Task objective ::
Present the following data again exactly as it is shown.

[Data extracted from a collection]
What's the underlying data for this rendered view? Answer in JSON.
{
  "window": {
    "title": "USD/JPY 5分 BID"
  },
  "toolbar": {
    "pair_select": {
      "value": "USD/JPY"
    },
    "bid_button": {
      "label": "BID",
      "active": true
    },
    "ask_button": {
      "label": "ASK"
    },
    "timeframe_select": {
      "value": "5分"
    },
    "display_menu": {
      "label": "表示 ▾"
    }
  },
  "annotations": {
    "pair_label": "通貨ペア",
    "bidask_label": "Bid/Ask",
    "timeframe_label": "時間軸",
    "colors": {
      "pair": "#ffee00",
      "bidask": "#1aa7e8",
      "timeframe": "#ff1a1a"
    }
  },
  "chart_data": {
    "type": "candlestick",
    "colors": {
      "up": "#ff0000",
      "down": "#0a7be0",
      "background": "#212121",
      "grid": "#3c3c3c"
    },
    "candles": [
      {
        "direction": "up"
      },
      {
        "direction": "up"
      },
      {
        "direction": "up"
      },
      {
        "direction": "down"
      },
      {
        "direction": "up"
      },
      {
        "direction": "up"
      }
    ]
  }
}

Expected answer ::
What's the underlying data for this rendered view? Answer in JSON.
{
  "window": {
    "title": "USD/JPY 5分 BID"
  },
  "toolbar": {
    "pair_select": {
      "value": "USD/JPY"
    },
    "bid_button": {
      "label": "BID",
      "active": true
    },
    "ask_button": {
      "label": "ASK"
    },
    "timeframe_select": {
      "value": "5分"
    },
    "display_menu": {
      "label": "表示 ▾"
    }
  },
  "annotations": {
    "pair_label": "通貨ペア",
    "bidask_label": "Bid/Ask",
    "timeframe_label": "時間軸",
    "colors": {
      "pair": "#ffee00",
      "bidask": "#1aa7e8",
      "timeframe": "#ff1a1a"
    }
  },
  "chart_data": {
    "type": "candlestick",
    "colors": {
      "up": "#ff0000",
      "down": "#0a7be0",
      "background": "#212121",
      "grid": "#3c3c3c"
    },
    "candles": [
      {
        "direction": "up"
      },
      {
        "direction": "up"
      },
      {
        "direction": "up"
      },
      {
        "direction": "down"
      },
      {
        "direction": "up"
      },
      {
        "direction": "up"
      }
    ]
  }
}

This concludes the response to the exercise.